(STORED DATA Opens)

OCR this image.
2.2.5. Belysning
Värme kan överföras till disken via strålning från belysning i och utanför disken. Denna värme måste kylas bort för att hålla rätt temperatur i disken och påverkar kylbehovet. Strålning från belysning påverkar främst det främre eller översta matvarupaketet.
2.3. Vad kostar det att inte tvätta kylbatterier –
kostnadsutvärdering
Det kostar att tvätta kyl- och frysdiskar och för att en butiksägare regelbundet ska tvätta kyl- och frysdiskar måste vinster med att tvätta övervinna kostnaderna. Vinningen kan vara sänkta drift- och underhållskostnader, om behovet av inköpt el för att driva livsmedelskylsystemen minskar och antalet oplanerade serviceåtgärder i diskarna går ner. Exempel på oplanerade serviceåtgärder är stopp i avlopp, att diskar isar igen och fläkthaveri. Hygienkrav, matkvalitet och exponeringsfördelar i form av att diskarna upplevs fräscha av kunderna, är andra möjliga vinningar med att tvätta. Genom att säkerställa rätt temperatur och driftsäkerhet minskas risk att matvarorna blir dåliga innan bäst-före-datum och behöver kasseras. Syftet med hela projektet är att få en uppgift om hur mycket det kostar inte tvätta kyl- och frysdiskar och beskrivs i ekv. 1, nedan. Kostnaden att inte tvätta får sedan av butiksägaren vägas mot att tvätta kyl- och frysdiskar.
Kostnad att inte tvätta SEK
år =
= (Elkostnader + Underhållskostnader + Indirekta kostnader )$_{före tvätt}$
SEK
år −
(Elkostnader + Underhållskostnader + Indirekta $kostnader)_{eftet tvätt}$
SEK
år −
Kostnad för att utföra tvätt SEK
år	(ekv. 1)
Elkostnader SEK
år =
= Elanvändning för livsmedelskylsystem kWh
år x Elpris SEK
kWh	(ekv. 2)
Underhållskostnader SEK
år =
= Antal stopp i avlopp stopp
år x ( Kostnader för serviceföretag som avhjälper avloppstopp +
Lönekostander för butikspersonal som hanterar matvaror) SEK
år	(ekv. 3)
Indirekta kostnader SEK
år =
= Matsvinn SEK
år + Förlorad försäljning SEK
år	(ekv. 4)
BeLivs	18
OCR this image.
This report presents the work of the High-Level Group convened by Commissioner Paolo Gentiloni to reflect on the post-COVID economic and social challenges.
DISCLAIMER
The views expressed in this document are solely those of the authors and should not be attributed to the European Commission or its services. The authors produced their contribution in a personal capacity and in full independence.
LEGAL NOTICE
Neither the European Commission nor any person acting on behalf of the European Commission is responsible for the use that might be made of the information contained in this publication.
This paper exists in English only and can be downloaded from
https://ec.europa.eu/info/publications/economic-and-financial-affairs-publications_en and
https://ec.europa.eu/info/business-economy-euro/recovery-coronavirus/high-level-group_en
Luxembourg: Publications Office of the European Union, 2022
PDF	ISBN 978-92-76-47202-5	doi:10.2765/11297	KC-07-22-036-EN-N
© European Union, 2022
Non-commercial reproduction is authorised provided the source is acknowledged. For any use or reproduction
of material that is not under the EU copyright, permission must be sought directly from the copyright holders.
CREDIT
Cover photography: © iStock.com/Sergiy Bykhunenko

(STORED DATA Closes)

THE TASK:
Across the listing above, how many lines carry "Elkostnader"? Give only the number.

TASK OUTPUT:
3